DATA PROVIDED.
#####

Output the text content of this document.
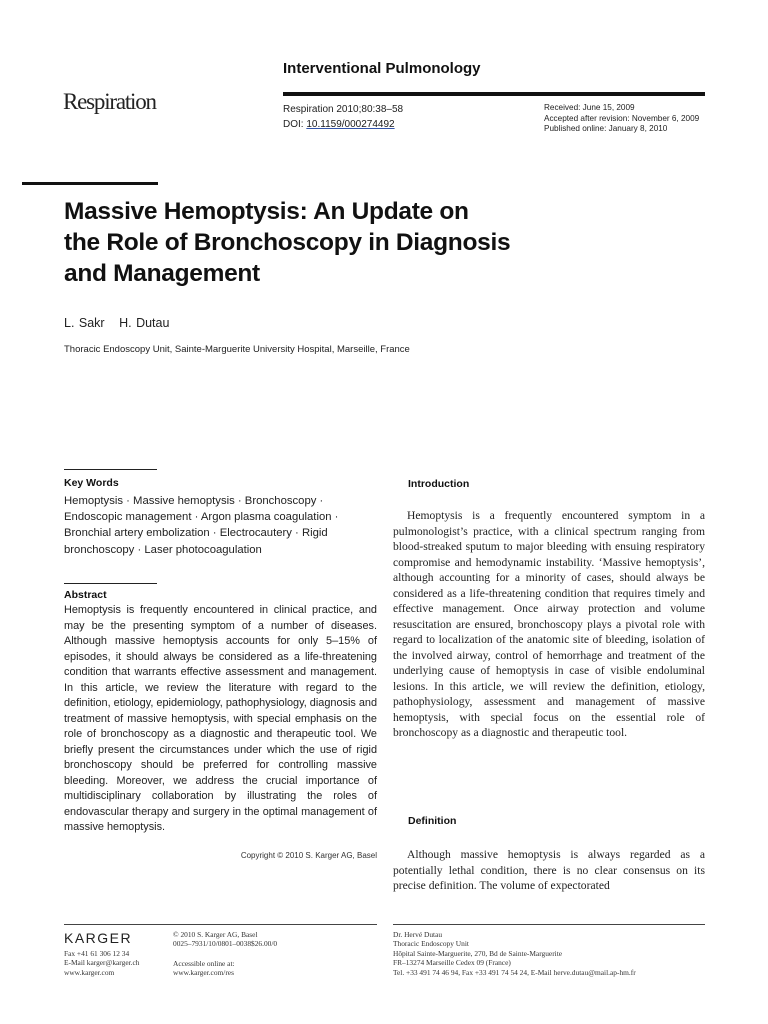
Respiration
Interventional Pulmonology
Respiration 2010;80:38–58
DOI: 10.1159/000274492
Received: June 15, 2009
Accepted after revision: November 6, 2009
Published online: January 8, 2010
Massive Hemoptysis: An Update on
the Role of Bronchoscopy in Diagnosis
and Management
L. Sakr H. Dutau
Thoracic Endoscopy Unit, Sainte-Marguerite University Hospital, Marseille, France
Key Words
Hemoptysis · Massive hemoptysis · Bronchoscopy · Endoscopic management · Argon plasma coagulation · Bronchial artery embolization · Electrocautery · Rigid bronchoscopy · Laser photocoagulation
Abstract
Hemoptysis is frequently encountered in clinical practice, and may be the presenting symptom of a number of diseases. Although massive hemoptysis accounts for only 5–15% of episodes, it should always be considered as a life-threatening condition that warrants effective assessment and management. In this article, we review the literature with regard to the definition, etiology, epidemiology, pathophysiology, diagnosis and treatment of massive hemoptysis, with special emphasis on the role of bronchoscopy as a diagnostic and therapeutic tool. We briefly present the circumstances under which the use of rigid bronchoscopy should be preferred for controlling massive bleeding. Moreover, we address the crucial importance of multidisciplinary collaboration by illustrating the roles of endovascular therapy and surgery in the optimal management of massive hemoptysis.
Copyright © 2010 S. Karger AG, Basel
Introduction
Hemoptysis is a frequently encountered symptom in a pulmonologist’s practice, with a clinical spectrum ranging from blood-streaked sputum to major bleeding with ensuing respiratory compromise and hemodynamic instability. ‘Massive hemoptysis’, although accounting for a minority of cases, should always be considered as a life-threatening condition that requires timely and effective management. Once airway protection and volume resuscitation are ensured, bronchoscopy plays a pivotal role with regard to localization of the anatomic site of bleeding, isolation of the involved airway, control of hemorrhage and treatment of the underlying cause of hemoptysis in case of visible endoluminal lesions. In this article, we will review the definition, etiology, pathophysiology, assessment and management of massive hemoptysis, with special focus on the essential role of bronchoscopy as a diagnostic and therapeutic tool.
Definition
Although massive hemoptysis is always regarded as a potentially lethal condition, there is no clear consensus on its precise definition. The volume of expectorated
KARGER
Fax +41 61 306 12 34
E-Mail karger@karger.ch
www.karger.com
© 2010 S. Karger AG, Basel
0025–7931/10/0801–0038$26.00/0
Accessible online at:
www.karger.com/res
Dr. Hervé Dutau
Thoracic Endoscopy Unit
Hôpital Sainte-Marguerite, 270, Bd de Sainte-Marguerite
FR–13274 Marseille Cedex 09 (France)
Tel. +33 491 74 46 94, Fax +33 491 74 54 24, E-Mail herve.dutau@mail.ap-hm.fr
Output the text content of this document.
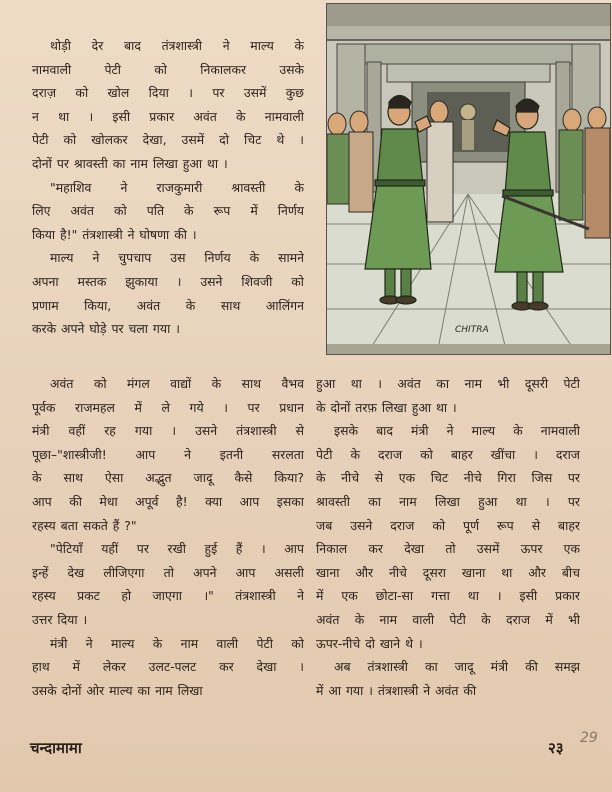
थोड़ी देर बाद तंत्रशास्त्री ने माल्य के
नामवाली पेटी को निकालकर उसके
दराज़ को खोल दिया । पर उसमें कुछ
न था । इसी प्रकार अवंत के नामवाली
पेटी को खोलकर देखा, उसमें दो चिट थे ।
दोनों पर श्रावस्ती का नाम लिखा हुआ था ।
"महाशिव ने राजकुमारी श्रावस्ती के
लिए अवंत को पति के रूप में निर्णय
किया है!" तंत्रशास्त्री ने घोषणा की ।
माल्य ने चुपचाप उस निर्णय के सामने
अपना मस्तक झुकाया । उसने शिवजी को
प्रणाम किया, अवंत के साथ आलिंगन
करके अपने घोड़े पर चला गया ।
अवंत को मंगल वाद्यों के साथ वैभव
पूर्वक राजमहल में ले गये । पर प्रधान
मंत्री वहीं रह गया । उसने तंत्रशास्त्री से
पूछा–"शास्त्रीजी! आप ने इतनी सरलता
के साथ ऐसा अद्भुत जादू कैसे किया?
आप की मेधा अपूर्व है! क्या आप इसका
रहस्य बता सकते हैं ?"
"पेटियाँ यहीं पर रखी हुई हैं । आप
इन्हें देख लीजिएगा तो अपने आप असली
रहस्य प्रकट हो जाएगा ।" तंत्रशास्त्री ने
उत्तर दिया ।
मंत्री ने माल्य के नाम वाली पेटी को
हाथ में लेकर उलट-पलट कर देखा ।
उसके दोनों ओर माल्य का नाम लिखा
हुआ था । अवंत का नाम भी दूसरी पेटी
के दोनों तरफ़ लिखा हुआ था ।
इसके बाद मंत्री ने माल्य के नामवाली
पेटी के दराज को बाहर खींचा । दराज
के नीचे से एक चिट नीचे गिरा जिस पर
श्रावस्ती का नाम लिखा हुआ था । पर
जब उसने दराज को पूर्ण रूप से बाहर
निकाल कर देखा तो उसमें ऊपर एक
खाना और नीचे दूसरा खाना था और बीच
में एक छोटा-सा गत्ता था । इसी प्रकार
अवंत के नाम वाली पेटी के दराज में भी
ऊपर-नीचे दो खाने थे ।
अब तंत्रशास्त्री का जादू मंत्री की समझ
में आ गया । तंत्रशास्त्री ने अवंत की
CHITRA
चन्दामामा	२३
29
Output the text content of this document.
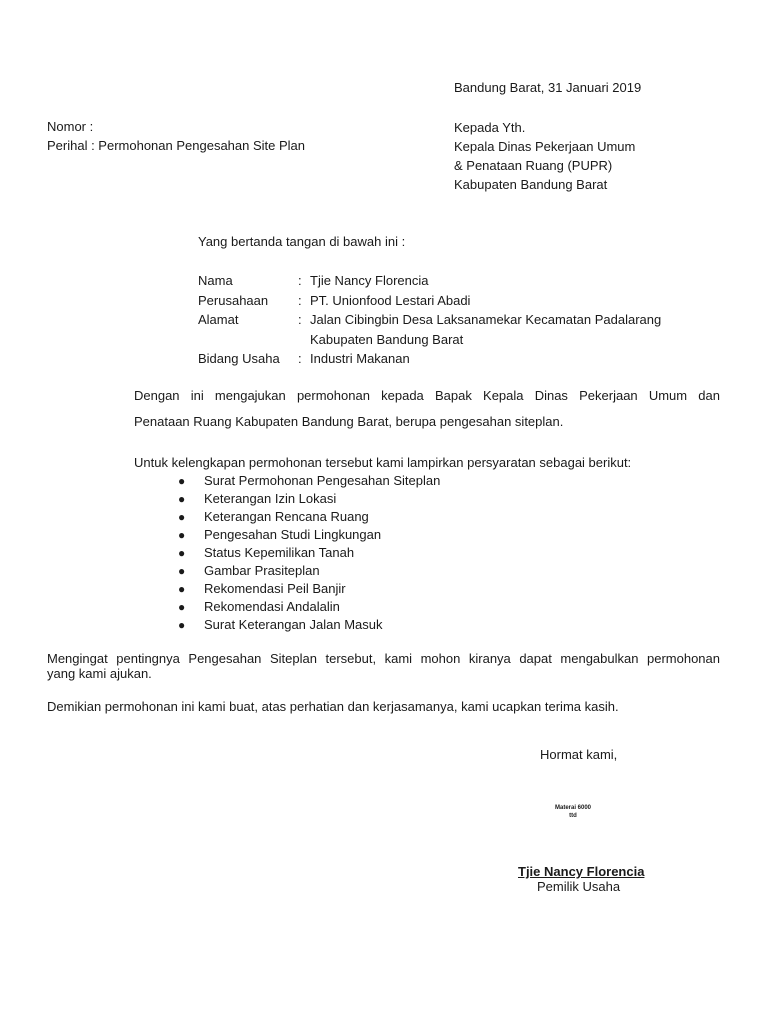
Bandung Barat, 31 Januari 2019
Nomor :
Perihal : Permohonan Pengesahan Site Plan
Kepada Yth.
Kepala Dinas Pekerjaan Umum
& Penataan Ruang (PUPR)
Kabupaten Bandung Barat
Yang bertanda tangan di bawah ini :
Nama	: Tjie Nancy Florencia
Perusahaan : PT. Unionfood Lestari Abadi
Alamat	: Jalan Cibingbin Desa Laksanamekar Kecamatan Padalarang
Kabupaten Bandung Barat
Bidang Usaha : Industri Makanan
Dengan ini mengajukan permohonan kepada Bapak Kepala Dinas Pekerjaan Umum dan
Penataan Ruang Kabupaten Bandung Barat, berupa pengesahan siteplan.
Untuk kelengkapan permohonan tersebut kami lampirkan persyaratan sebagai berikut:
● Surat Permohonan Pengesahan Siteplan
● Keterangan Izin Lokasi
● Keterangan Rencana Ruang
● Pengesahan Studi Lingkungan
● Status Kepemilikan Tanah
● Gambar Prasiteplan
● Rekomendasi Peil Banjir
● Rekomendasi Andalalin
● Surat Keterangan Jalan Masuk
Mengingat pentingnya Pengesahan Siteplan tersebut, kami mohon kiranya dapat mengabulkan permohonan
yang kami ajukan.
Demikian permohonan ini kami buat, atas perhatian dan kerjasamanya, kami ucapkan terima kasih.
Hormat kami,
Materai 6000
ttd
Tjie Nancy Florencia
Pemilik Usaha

#####

Copy out each line of the records where the string "Barat" appears.

THE ANSWER.
Bandung Barat, 31 Januari 2019
Kabupaten Bandung Barat
Kabupaten Bandung Barat
Penataan Ruang Kabupaten Bandung Barat, berupa pengesahan siteplan.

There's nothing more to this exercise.